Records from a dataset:
▽

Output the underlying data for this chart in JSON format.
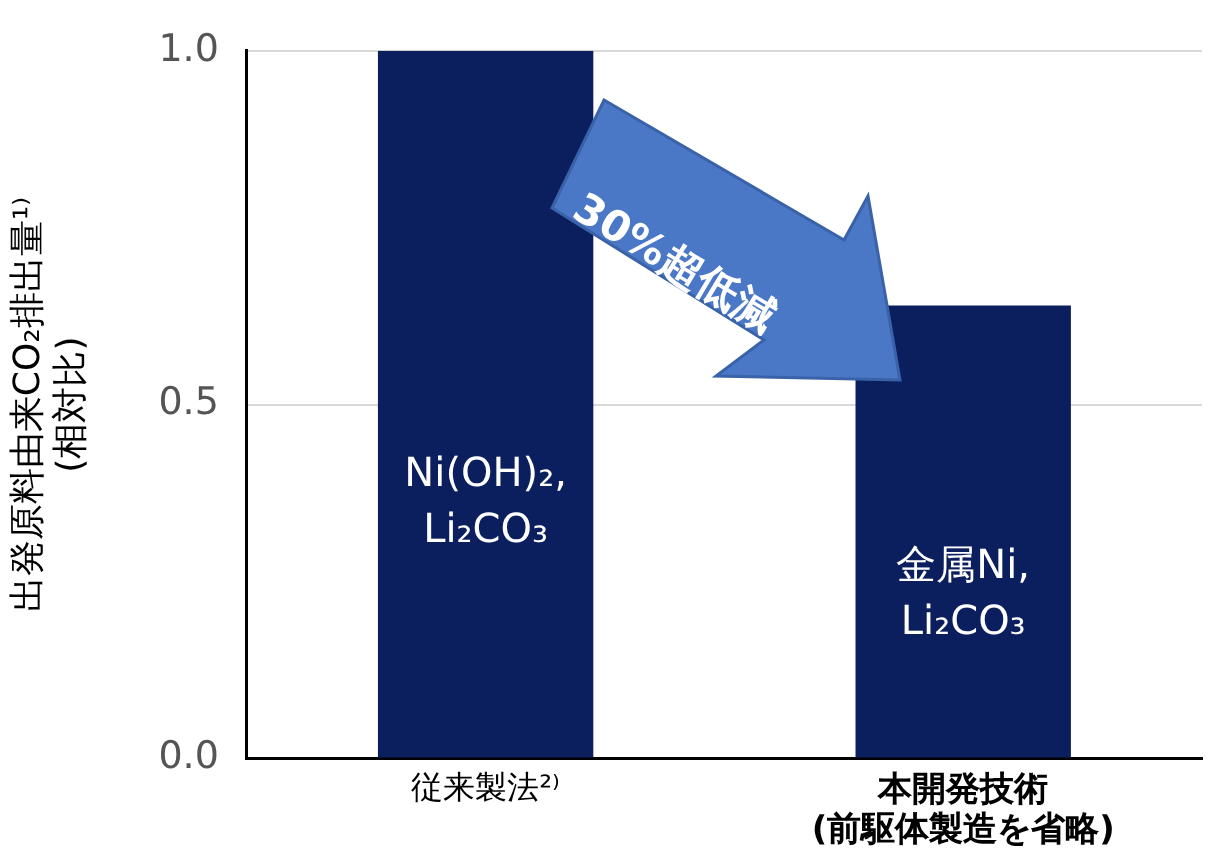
{
  "chart_data": {
    "type": "bar",
    "ylabel": "出発原料由来CO₂排出量¹⁾\n(相対比)",
    "categories": [
      "従来製法²⁾",
      "本開発技術\n(前駆体製造を省略)"
    ],
    "values": [
      1.0,
      0.64
    ],
    "color": "#0b1f5e",
    "ylim": [
      0,
      1
    ],
    "yticks": [
      {
        "value": 0,
        "label": "0.0"
      },
      0.5,
      {
        "value": 1,
        "label": "1.0"
      }
    ],
    "grid": "y",
    "annotations": [
      "Ni(OH)₂,\nLi₂CO₃",
      "金属Ni,\nLi₂CO₃",
      "30%超低減"
    ]
  }
}
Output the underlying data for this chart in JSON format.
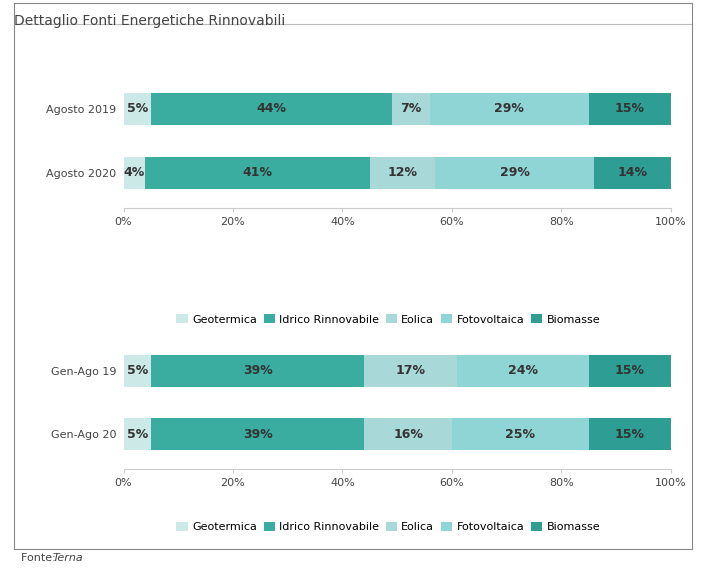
{
  "title": "Dettaglio Fonti Energetiche Rinnovabili",
  "categories_top": [
    "Agosto 2019",
    "Agosto 2020"
  ],
  "categories_bottom": [
    "Gen-Ago 19",
    "Gen-Ago 20"
  ],
  "series_labels": [
    "Geotermica",
    "Idrico Rinnovabile",
    "Eolica",
    "Fotovoltaica",
    "Biomasse"
  ],
  "colors": [
    "#cde9e7",
    "#3aada0",
    "#a8d8d8",
    "#90d5d5",
    "#2e9e94"
  ],
  "data_top": [
    [
      5,
      44,
      7,
      29,
      15
    ],
    [
      4,
      41,
      12,
      29,
      14
    ]
  ],
  "data_bottom": [
    [
      5,
      39,
      17,
      24,
      15
    ],
    [
      5,
      39,
      16,
      25,
      15
    ]
  ],
  "bar_height": 0.5,
  "bg_color": "#ffffff",
  "text_color": "#444444",
  "bar_text_color": "#333333",
  "title_fontsize": 10,
  "label_fontsize": 9,
  "tick_fontsize": 8,
  "legend_fontsize": 8,
  "fonte_fontsize": 8
}
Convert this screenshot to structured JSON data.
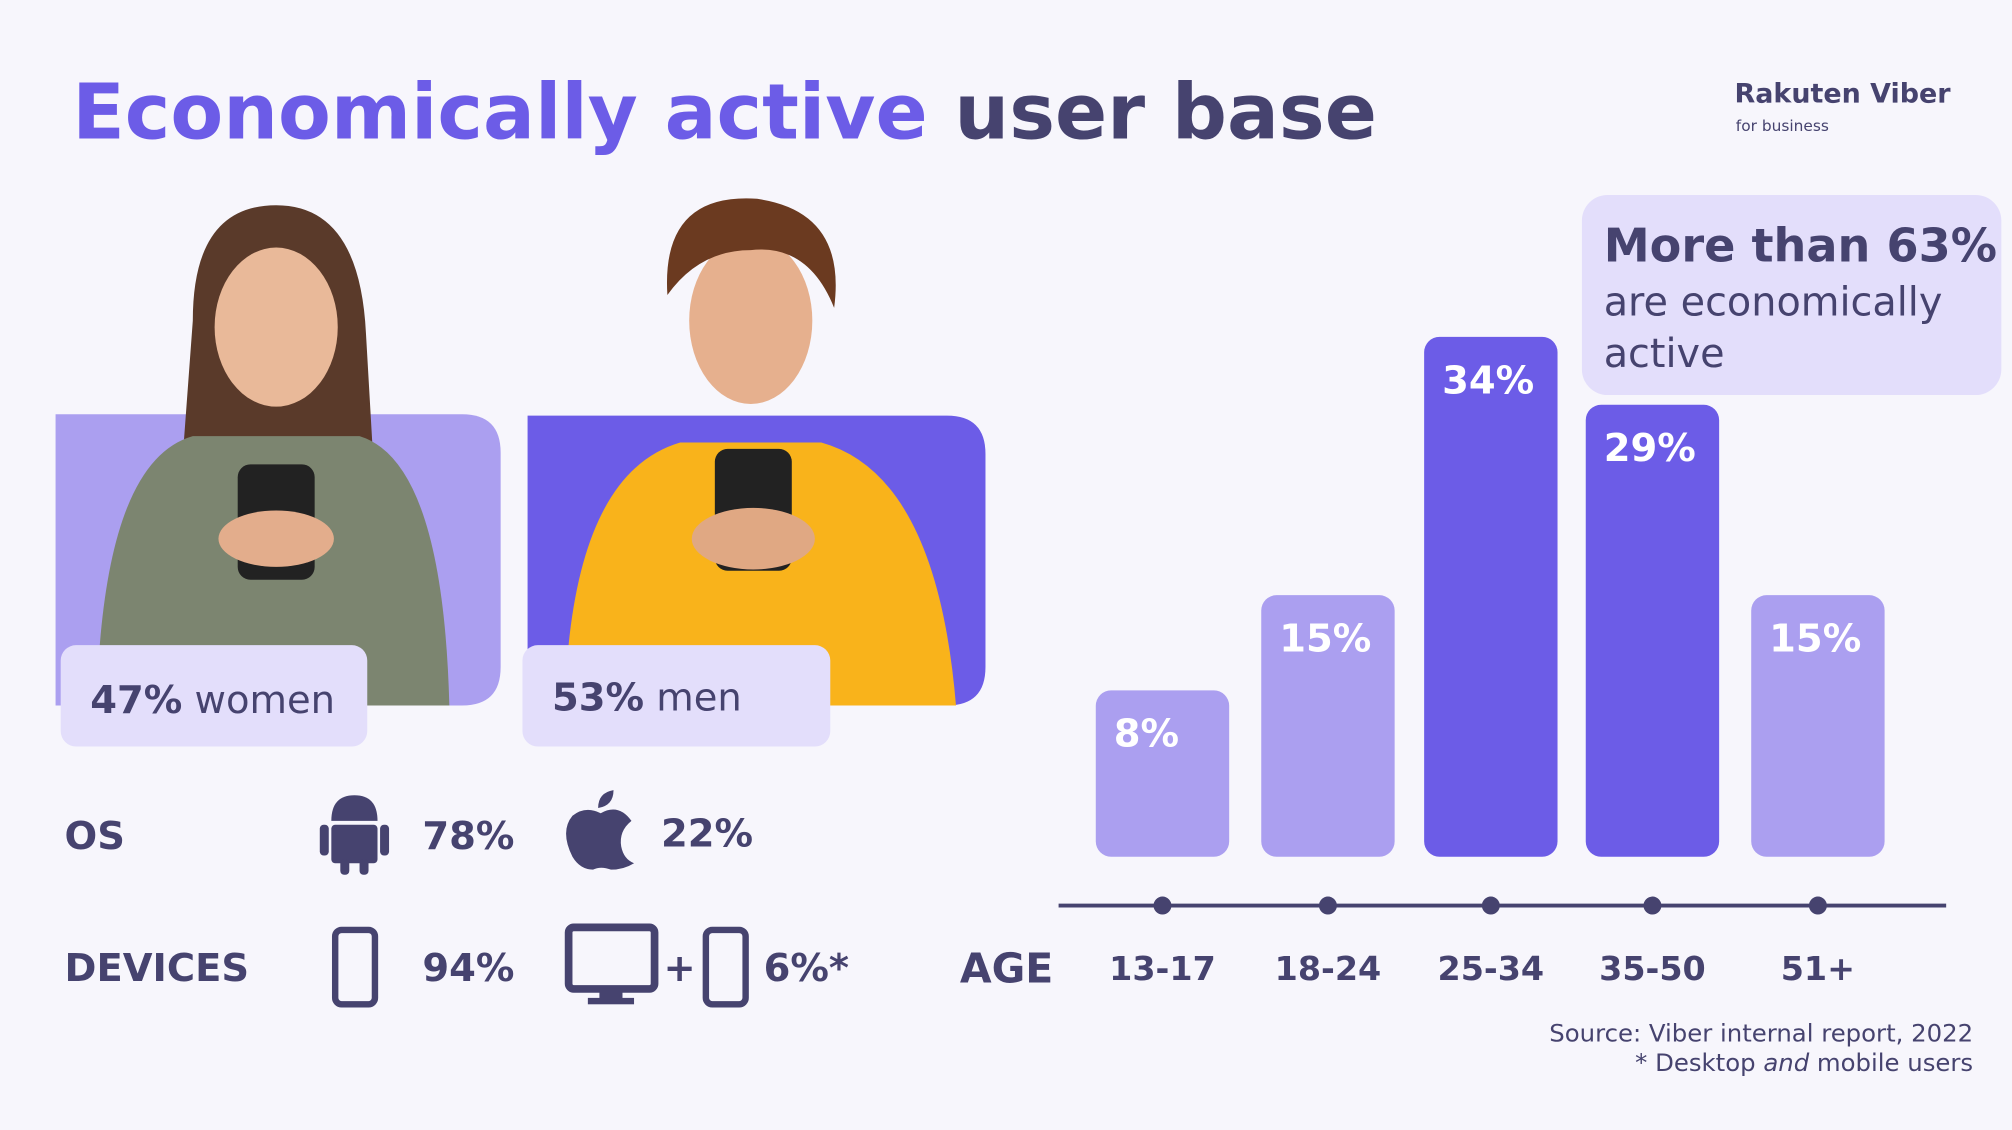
{
  "header": {
    "title_highlight": "Economically active",
    "title_rest": "user base",
    "logo": "Rakuten Viber",
    "logo_sub": "for business"
  },
  "callout": {
    "headline": "More than 63%",
    "lines": [
      "are economically",
      "active"
    ]
  },
  "women": {
    "share": "47%",
    "label": "women"
  },
  "men": {
    "share": "53%",
    "label": "men"
  },
  "os": {
    "label": "OS",
    "android": "78%",
    "apple": "22%"
  },
  "devices": {
    "label": "DEVICES",
    "mobile": "94%",
    "plus": "+",
    "desktop_and_mobile": "6%*"
  },
  "chart_data": {
    "type": "bar",
    "axis_label": "AGE",
    "categories": [
      "13-17",
      "18-24",
      "25-34",
      "35-50",
      "51+"
    ],
    "values": [
      8,
      15,
      34,
      29,
      15
    ],
    "value_labels": [
      "8%",
      "15%",
      "34%",
      "29%",
      "15%"
    ],
    "colors": [
      "#ab9ff0",
      "#ab9ff0",
      "#6c5ce7",
      "#6c5ce7",
      "#ab9ff0"
    ]
  },
  "source": {
    "line1": "Source: Viber internal report, 2022",
    "line2_start": "* Desktop",
    "line2_italic": "and",
    "line2_end": "mobile users"
  }
}
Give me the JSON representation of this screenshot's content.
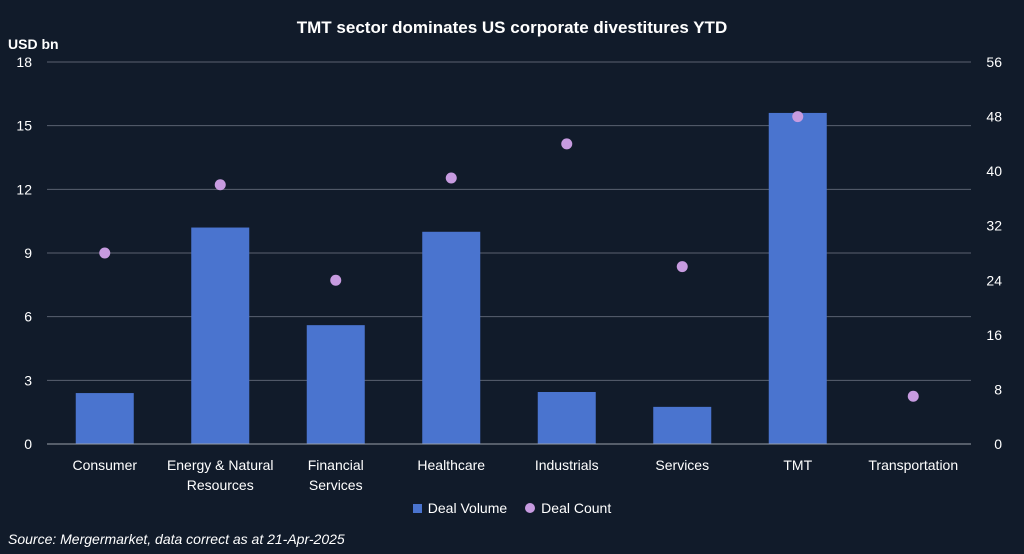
{
  "chart_data": {
    "type": "bar",
    "title": "TMT sector dominates US corporate divestitures YTD",
    "ylabel": "USD bn",
    "xlabel": "",
    "categories": [
      "Consumer",
      "Energy & Natural Resources",
      "Financial Services",
      "Healthcare",
      "Industrials",
      "Services",
      "TMT",
      "Transportation"
    ],
    "category_lines": [
      [
        "Consumer"
      ],
      [
        "Energy & Natural",
        "Resources"
      ],
      [
        "Financial",
        "Services"
      ],
      [
        "Healthcare"
      ],
      [
        "Industrials"
      ],
      [
        "Services"
      ],
      [
        "TMT"
      ],
      [
        "Transportation"
      ]
    ],
    "series": [
      {
        "name": "Deal Volume",
        "kind": "bar",
        "axis": "left",
        "values": [
          2.4,
          10.2,
          5.6,
          10.0,
          2.45,
          1.75,
          15.6,
          0
        ]
      },
      {
        "name": "Deal Count",
        "kind": "scatter",
        "axis": "right",
        "values": [
          28,
          38,
          24,
          39,
          44,
          26,
          48,
          7
        ]
      }
    ],
    "ylim": [
      0,
      18
    ],
    "yticks": [
      0,
      3,
      6,
      9,
      12,
      15,
      18
    ],
    "y2lim": [
      0,
      56
    ],
    "y2ticks": [
      0,
      8,
      16,
      24,
      32,
      40,
      48,
      56
    ],
    "grid": true,
    "legend_position": "bottom-center"
  },
  "colors": {
    "background": "#111b2a",
    "bar": "#4a74cf",
    "dot": "#c79be0",
    "grid": "#5a6270"
  },
  "source": "Source: Mergermarket, data correct as at 21-Apr-2025"
}
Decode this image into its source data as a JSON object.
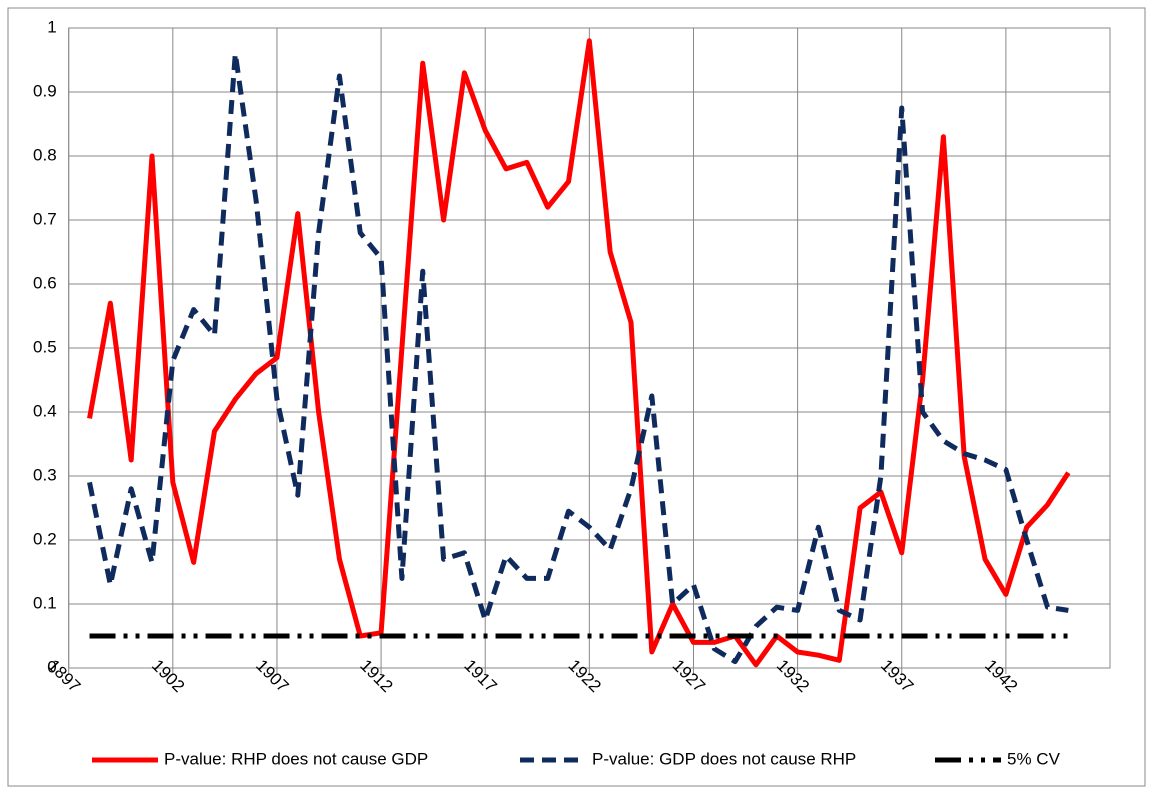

△

Give back the entries verbatim. Do not include any picture.

§ REPLY
Output the underlying data for this chart in JSON format.
{
  "chart_data": {
    "type": "bar",
    "ylabel": "出発原料由来CO₂排出量¹⁾\n(相対比)",
    "categories": [
      "従来製法²⁾",
      "本開発技術\n(前駆体製造を省略)"
    ],
    "values": [
      1.0,
      0.64
    ],
    "color": "#0b1f5e",
    "ylim": [
      0,
      1
    ],
    "yticks": [
      {
        "value": 0,
        "label": "0.0"
      },
      0.5,
      {
        "value": 1,
        "label": "1.0"
      }
    ],
    "grid": "y",
    "annotations": [
      "Ni(OH)₂,\nLi₂CO₃",
      "金属Ni,\nLi₂CO₃",
      "30%超低減"
    ]
  }
}
Output the underlying data for this chart in JSON format.
{
  "title": "Dettaglio Fonti Energetiche Rinnovabili",
  "categories_top": [
    "Agosto 2019",
    "Agosto 2020"
  ],
  "categories_bottom": [
    "Gen-Ago 19",
    "Gen-Ago 20"
  ],
  "series_labels": [
    "Geotermica",
    "Idrico Rinnovabile",
    "Eolica",
    "Fotovoltaica",
    "Biomasse"
  ],
  "colors": [
    "#cde9e7",
    "#3aada0",
    "#a8d8d8",
    "#90d5d5",
    "#2e9e94"
  ],
  "data_top": [
    [
      5,
      44,
      7,
      29,
      15
    ],
    [
      4,
      41,
      12,
      29,
      14
    ]
  ],
  "data_bottom": [
    [
      5,
      39,
      17,
      24,
      15
    ],
    [
      5,
      39,
      16,
      25,
      15
    ]
  ],
  "bar_height": 0.5,
  "bg_color": "#ffffff",
  "text_color": "#444444",
  "bar_text_color": "#333333",
  "title_fontsize": 10,
  "label_fontsize": 9,
  "tick_fontsize": 8,
  "legend_fontsize": 8,
  "fonte_fontsize": 8
}
Convert this screenshot to structured JSON data.
{
  "header": {
    "title_highlight": "Economically active",
    "title_rest": "user base",
    "logo": "Rakuten Viber",
    "logo_sub": "for business"
  },
  "callout": {
    "headline": "More than 63%",
    "lines": [
      "are economically",
      "active"
    ]
  },
  "women": {
    "share": "47%",
    "label": "women"
  },
  "men": {
    "share": "53%",
    "label": "men"
  },
  "os": {
    "label": "OS",
    "android": "78%",
    "apple": "22%"
  },
  "devices": {
    "label": "DEVICES",
    "mobile": "94%",
    "plus": "+",
    "desktop_and_mobile": "6%*"
  },
  "chart_data": {
    "type": "bar",
    "axis_label": "AGE",
    "categories": [
      "13-17",
      "18-24",
      "25-34",
      "35-50",
      "51+"
    ],
    "values": [
      8,
      15,
      34,
      29,
      15
    ],
    "value_labels": [
      "8%",
      "15%",
      "34%",
      "29%",
      "15%"
    ],
    "colors": [
      "#ab9ff0",
      "#ab9ff0",
      "#6c5ce7",
      "#6c5ce7",
      "#ab9ff0"
    ]
  },
  "source": {
    "line1": "Source: Viber internal report, 2022",
    "line2_start": "* Desktop",
    "line2_italic": "and",
    "line2_end": "mobile users"
  }
}
Give me the JSON representation of this screenshot's content.
{
  "chart_data": {
    "type": "bar",
    "title": "TMT sector dominates US corporate divestitures YTD",
    "ylabel": "USD bn",
    "xlabel": "",
    "categories": [
      "Consumer",
      "Energy & Natural Resources",
      "Financial Services",
      "Healthcare",
      "Industrials",
      "Services",
      "TMT",
      "Transportation"
    ],
    "category_lines": [
      [
        "Consumer"
      ],
      [
        "Energy & Natural",
        "Resources"
      ],
      [
        "Financial",
        "Services"
      ],
      [
        "Healthcare"
      ],
      [
        "Industrials"
      ],
      [
        "Services"
      ],
      [
        "TMT"
      ],
      [
        "Transportation"
      ]
    ],
    "series": [
      {
        "name": "Deal Volume",
        "kind": "bar",
        "axis": "left",
        "values": [
          2.4,
          10.2,
          5.6,
          10.0,
          2.45,
          1.75,
          15.6,
          0
        ]
      },
      {
        "name": "Deal Count",
        "kind": "scatter",
        "axis": "right",
        "values": [
          28,
          38,
          24,
          39,
          44,
          26,
          48,
          7
        ]
      }
    ],
    "ylim": [
      0,
      18
    ],
    "yticks": [
      0,
      3,
      6,
      9,
      12,
      15,
      18
    ],
    "y2lim": [
      0,
      56
    ],
    "y2ticks": [
      0,
      8,
      16,
      24,
      32,
      40,
      48,
      56
    ],
    "grid": true,
    "legend_position": "bottom-center"
  },
  "colors": {
    "background": "#111b2a",
    "bar": "#4a74cf",
    "dot": "#c79be0",
    "grid": "#5a6270"
  },
  "source": "Source: Mergermarket, data correct as at 21-Apr-2025"
}
Decode this image into its source data as a JSON object.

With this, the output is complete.